• Material
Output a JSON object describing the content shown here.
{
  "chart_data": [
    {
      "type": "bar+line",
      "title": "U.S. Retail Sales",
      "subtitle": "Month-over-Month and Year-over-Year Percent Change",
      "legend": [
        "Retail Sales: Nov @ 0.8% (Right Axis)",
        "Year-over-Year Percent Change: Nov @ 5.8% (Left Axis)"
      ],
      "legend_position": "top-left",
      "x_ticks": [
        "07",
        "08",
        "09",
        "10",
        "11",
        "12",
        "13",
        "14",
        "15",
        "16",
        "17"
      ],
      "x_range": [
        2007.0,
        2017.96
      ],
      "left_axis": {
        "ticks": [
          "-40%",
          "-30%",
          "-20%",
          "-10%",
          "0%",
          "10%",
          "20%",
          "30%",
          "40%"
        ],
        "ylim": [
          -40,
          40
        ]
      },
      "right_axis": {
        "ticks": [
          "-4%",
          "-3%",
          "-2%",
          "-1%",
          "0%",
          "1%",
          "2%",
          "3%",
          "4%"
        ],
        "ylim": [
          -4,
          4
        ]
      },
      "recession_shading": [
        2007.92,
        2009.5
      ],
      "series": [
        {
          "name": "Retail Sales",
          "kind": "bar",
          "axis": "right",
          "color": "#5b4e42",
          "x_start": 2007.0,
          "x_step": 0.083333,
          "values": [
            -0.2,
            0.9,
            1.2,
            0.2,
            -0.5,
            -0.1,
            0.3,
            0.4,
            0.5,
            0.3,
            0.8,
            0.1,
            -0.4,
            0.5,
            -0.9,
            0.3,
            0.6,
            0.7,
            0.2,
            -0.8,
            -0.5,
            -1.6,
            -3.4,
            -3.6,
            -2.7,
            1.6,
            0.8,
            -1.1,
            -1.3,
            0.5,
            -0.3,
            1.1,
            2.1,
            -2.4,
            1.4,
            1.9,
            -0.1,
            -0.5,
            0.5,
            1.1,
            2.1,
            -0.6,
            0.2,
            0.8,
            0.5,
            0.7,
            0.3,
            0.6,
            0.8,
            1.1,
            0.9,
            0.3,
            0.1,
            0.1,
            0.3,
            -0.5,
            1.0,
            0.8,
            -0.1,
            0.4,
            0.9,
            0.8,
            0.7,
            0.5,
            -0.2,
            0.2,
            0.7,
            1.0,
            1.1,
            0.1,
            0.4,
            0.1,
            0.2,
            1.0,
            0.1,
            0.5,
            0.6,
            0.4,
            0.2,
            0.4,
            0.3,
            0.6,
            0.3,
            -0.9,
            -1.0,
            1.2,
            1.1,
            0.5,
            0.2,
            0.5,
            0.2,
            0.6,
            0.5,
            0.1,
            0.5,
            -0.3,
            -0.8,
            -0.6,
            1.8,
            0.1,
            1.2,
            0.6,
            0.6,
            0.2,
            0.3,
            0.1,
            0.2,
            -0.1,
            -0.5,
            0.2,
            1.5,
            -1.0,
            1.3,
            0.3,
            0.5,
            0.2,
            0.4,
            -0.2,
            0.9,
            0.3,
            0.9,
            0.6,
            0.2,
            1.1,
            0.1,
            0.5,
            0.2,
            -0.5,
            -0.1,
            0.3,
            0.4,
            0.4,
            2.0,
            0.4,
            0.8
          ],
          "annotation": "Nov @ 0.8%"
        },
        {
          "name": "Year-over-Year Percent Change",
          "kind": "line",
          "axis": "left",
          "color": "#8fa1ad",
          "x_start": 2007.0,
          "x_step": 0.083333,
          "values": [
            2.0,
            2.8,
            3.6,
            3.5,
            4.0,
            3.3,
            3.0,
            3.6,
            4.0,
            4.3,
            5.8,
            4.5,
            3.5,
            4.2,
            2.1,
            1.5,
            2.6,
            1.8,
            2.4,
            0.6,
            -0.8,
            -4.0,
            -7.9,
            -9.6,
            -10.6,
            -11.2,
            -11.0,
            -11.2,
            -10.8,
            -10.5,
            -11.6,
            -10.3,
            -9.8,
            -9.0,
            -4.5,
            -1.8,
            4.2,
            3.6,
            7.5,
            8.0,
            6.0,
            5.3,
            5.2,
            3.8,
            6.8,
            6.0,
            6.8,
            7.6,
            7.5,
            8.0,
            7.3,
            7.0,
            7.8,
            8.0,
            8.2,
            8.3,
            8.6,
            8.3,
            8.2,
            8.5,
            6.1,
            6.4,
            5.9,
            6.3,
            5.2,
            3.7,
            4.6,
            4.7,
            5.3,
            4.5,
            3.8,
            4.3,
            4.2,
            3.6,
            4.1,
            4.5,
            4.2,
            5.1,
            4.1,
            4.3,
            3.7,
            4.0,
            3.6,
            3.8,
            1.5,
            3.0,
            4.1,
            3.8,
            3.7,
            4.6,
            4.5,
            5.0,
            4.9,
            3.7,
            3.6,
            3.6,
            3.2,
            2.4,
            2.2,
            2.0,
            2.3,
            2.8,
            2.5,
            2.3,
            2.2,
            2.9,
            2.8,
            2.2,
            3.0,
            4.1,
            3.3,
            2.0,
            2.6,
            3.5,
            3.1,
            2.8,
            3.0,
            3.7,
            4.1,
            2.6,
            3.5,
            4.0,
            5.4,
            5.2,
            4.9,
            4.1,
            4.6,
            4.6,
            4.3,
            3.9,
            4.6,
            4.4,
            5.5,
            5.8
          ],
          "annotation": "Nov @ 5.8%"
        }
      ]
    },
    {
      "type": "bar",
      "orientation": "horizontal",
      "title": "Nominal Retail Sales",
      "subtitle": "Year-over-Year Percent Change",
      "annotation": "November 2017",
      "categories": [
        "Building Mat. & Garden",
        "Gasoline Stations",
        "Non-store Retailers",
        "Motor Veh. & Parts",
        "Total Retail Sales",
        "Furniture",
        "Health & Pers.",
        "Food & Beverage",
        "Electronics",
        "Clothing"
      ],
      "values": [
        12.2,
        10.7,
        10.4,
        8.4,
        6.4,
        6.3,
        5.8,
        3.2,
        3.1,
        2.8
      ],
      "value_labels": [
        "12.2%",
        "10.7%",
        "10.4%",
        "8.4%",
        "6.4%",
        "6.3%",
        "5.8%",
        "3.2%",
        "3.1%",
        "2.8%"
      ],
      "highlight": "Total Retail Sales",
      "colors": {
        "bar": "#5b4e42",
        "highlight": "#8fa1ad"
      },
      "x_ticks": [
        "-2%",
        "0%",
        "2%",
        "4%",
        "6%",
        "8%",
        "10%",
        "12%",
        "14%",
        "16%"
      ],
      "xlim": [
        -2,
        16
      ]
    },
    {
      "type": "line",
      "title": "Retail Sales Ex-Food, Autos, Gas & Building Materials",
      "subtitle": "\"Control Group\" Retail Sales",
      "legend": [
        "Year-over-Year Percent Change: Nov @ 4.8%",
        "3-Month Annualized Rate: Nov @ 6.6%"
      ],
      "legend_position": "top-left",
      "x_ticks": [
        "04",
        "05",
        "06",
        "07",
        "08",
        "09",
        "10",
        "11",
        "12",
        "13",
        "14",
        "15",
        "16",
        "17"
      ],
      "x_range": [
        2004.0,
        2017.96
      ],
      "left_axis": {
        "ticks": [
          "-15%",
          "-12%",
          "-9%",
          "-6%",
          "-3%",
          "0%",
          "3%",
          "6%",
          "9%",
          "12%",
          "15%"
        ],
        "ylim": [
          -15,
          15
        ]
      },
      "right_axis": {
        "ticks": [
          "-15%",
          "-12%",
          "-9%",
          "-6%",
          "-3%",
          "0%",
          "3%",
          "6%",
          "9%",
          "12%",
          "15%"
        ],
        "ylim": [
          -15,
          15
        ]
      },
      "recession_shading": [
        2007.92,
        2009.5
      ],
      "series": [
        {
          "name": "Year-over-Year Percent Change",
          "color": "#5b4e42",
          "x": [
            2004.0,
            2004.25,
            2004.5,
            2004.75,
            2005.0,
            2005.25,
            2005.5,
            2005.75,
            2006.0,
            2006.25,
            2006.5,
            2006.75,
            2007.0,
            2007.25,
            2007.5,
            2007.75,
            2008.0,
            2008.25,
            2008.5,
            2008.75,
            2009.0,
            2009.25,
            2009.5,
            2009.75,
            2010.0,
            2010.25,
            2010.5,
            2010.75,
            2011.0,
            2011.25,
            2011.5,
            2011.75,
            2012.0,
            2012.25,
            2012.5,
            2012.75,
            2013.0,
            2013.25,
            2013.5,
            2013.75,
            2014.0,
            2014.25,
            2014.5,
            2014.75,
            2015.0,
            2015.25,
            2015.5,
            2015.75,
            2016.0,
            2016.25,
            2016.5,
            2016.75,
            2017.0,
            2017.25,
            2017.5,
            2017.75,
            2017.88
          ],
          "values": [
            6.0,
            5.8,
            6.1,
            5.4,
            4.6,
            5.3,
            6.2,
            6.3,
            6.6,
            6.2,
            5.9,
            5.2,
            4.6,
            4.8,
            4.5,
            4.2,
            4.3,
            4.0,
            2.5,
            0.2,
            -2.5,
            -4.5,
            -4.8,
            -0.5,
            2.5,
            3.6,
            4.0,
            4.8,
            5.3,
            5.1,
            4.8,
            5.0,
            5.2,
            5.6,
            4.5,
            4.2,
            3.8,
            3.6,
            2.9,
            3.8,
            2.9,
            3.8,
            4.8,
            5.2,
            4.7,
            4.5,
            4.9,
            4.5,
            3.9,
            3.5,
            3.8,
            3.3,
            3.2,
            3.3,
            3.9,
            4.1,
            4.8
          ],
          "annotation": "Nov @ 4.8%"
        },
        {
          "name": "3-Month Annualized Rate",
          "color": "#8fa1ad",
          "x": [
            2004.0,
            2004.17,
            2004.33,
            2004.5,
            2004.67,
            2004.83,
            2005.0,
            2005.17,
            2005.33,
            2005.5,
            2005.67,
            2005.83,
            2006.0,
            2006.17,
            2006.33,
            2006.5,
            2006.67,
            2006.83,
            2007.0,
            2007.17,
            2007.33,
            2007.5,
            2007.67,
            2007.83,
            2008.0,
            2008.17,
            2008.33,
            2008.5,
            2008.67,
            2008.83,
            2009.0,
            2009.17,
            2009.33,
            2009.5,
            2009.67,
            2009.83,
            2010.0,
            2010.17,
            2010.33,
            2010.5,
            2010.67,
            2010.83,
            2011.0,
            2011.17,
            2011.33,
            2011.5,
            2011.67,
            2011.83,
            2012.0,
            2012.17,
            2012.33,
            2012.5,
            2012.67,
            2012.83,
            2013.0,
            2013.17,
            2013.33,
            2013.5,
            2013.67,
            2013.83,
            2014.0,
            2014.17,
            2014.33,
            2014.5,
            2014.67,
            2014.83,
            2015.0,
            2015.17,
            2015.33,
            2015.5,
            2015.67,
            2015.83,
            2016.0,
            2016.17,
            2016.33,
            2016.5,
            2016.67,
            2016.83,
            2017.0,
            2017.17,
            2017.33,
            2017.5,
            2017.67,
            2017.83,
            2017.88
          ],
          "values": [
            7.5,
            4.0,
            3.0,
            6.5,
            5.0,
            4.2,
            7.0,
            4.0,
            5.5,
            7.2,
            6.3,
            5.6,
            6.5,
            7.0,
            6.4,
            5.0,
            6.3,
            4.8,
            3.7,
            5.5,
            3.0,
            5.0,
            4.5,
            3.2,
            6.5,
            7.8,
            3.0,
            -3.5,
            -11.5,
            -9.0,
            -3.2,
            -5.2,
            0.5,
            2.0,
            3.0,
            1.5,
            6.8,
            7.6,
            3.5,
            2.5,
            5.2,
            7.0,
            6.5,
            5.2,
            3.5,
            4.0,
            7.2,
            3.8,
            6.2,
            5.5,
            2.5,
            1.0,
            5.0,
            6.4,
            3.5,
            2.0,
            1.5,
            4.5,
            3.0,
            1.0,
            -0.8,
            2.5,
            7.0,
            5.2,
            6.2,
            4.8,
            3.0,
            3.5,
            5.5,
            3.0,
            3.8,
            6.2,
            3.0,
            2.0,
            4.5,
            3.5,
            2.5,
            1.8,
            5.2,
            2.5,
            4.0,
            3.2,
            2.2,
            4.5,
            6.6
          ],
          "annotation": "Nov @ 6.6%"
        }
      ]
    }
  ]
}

• Given instruction
Each line containing the word "Percent" counts once; say how many such lines there are, giving only the number.

• Solved problem
6